**DIRECTIONS FOR THIS TASK**
Reproduce the full listing that appears beneath this instruction exactly.

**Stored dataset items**
· · · · ·

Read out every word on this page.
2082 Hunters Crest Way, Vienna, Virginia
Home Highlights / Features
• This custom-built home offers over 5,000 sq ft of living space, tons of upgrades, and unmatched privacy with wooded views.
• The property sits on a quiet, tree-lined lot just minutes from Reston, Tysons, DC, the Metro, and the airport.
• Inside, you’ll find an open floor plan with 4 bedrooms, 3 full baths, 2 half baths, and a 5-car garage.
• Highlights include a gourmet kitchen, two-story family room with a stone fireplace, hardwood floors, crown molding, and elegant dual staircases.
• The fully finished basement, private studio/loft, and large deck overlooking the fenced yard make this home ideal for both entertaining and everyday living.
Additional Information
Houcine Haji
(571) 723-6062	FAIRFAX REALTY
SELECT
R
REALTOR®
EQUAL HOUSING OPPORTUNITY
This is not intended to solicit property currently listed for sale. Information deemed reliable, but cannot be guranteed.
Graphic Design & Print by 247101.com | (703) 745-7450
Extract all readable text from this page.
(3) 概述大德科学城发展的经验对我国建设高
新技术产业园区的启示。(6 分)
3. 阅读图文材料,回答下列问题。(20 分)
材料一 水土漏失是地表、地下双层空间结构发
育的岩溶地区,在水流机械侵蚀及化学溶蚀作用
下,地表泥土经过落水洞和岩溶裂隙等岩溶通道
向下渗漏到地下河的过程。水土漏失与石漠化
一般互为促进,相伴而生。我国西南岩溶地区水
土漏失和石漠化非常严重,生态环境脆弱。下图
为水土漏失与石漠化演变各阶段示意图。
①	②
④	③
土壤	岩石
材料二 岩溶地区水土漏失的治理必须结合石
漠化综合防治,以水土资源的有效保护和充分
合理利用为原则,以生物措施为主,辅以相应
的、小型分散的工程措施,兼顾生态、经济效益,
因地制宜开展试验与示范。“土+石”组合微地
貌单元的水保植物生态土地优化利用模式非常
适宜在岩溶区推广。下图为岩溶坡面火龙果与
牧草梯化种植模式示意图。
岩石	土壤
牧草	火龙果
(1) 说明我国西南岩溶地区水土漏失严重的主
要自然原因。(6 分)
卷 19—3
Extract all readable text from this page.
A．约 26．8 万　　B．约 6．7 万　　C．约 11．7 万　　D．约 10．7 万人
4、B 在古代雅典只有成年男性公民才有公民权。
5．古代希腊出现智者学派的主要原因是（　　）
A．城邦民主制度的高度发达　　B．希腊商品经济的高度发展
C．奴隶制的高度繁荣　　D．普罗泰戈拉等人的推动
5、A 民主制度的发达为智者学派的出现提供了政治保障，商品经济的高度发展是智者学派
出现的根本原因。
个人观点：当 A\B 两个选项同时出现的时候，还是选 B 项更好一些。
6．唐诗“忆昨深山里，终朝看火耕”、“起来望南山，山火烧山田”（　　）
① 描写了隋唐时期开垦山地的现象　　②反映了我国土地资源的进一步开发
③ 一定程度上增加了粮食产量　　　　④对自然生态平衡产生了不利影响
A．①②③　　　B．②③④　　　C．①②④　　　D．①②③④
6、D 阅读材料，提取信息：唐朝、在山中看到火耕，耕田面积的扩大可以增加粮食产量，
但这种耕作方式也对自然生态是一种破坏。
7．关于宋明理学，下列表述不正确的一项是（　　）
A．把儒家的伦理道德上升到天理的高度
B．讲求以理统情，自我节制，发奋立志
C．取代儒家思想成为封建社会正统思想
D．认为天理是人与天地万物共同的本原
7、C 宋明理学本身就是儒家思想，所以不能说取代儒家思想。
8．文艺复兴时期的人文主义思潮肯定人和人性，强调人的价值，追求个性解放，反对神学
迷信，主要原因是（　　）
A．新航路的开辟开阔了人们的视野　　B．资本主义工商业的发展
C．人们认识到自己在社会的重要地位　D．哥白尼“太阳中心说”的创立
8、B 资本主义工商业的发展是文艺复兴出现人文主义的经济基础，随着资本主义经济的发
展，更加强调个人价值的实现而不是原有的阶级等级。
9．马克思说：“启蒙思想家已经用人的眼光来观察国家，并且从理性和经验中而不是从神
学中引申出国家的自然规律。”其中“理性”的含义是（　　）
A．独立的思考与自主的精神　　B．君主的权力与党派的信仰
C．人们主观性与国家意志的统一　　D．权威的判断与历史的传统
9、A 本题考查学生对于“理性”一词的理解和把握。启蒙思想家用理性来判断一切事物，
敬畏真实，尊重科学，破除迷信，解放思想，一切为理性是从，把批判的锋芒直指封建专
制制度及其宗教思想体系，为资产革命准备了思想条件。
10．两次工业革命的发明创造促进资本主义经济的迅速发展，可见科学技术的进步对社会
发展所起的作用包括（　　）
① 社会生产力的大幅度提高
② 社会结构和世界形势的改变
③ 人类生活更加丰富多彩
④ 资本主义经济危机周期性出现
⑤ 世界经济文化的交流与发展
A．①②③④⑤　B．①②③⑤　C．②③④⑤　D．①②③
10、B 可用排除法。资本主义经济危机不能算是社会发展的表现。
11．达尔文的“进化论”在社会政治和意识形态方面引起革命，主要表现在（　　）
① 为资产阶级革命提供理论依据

· · · · ·

**FULL SOLUTION**
Read out every word on this page.
2082 Hunters Crest Way, Vienna, Virginia
Home Highlights / Features
• This custom-built home offers over 5,000 sq ft of living space, tons of upgrades, and unmatched privacy with wooded views.
• The property sits on a quiet, tree-lined lot just minutes from Reston, Tysons, DC, the Metro, and the airport.
• Inside, you’ll find an open floor plan with 4 bedrooms, 3 full baths, 2 half baths, and a 5-car garage.
• Highlights include a gourmet kitchen, two-story family room with a stone fireplace, hardwood floors, crown molding, and elegant dual staircases.
• The fully finished basement, private studio/loft, and large deck overlooking the fenced yard make this home ideal for both entertaining and everyday living.
Additional Information
Houcine Haji
(571) 723-6062	FAIRFAX REALTY
SELECT
R
REALTOR®
EQUAL HOUSING OPPORTUNITY
This is not intended to solicit property currently listed for sale. Information deemed reliable, but cannot be guranteed.
Graphic Design & Print by 247101.com | (703) 745-7450
Extract all readable text from this page.
(3) 概述大德科学城发展的经验对我国建设高
新技术产业园区的启示。(6 分)
3. 阅读图文材料,回答下列问题。(20 分)
材料一 水土漏失是地表、地下双层空间结构发
育的岩溶地区,在水流机械侵蚀及化学溶蚀作用
下,地表泥土经过落水洞和岩溶裂隙等岩溶通道
向下渗漏到地下河的过程。水土漏失与石漠化
一般互为促进,相伴而生。我国西南岩溶地区水
土漏失和石漠化非常严重,生态环境脆弱。下图
为水土漏失与石漠化演变各阶段示意图。
①	②
④	③
土壤	岩石
材料二 岩溶地区水土漏失的治理必须结合石
漠化综合防治,以水土资源的有效保护和充分
合理利用为原则,以生物措施为主,辅以相应
的、小型分散的工程措施,兼顾生态、经济效益,
因地制宜开展试验与示范。“土+石”组合微地
貌单元的水保植物生态土地优化利用模式非常
适宜在岩溶区推广。下图为岩溶坡面火龙果与
牧草梯化种植模式示意图。
岩石	土壤
牧草	火龙果
(1) 说明我国西南岩溶地区水土漏失严重的主
要自然原因。(6 分)
卷 19—3
Extract all readable text from this page.
A．约 26．8 万　　B．约 6．7 万　　C．约 11．7 万　　D．约 10．7 万人
4、B 在古代雅典只有成年男性公民才有公民权。
5．古代希腊出现智者学派的主要原因是（　　）
A．城邦民主制度的高度发达　　B．希腊商品经济的高度发展
C．奴隶制的高度繁荣　　D．普罗泰戈拉等人的推动
5、A 民主制度的发达为智者学派的出现提供了政治保障，商品经济的高度发展是智者学派
出现的根本原因。
个人观点：当 A\B 两个选项同时出现的时候，还是选 B 项更好一些。
6．唐诗“忆昨深山里，终朝看火耕”、“起来望南山，山火烧山田”（　　）
① 描写了隋唐时期开垦山地的现象　　②反映了我国土地资源的进一步开发
③ 一定程度上增加了粮食产量　　　　④对自然生态平衡产生了不利影响
A．①②③　　　B．②③④　　　C．①②④　　　D．①②③④
6、D 阅读材料，提取信息：唐朝、在山中看到火耕，耕田面积的扩大可以增加粮食产量，
但这种耕作方式也对自然生态是一种破坏。
7．关于宋明理学，下列表述不正确的一项是（　　）
A．把儒家的伦理道德上升到天理的高度
B．讲求以理统情，自我节制，发奋立志
C．取代儒家思想成为封建社会正统思想
D．认为天理是人与天地万物共同的本原
7、C 宋明理学本身就是儒家思想，所以不能说取代儒家思想。
8．文艺复兴时期的人文主义思潮肯定人和人性，强调人的价值，追求个性解放，反对神学
迷信，主要原因是（　　）
A．新航路的开辟开阔了人们的视野　　B．资本主义工商业的发展
C．人们认识到自己在社会的重要地位　D．哥白尼“太阳中心说”的创立
8、B 资本主义工商业的发展是文艺复兴出现人文主义的经济基础，随着资本主义经济的发
展，更加强调个人价值的实现而不是原有的阶级等级。
9．马克思说：“启蒙思想家已经用人的眼光来观察国家，并且从理性和经验中而不是从神
学中引申出国家的自然规律。”其中“理性”的含义是（　　）
A．独立的思考与自主的精神　　B．君主的权力与党派的信仰
C．人们主观性与国家意志的统一　　D．权威的判断与历史的传统
9、A 本题考查学生对于“理性”一词的理解和把握。启蒙思想家用理性来判断一切事物，
敬畏真实，尊重科学，破除迷信，解放思想，一切为理性是从，把批判的锋芒直指封建专
制制度及其宗教思想体系，为资产革命准备了思想条件。
10．两次工业革命的发明创造促进资本主义经济的迅速发展，可见科学技术的进步对社会
发展所起的作用包括（　　）
① 社会生产力的大幅度提高
② 社会结构和世界形势的改变
③ 人类生活更加丰富多彩
④ 资本主义经济危机周期性出现
⑤ 世界经济文化的交流与发展
A．①②③④⑤　B．①②③⑤　C．②③④⑤　D．①②③
10、B 可用排除法。资本主义经济危机不能算是社会发展的表现。
11．达尔文的“进化论”在社会政治和意识形态方面引起革命，主要表现在（　　）
① 为资产阶级革命提供理论依据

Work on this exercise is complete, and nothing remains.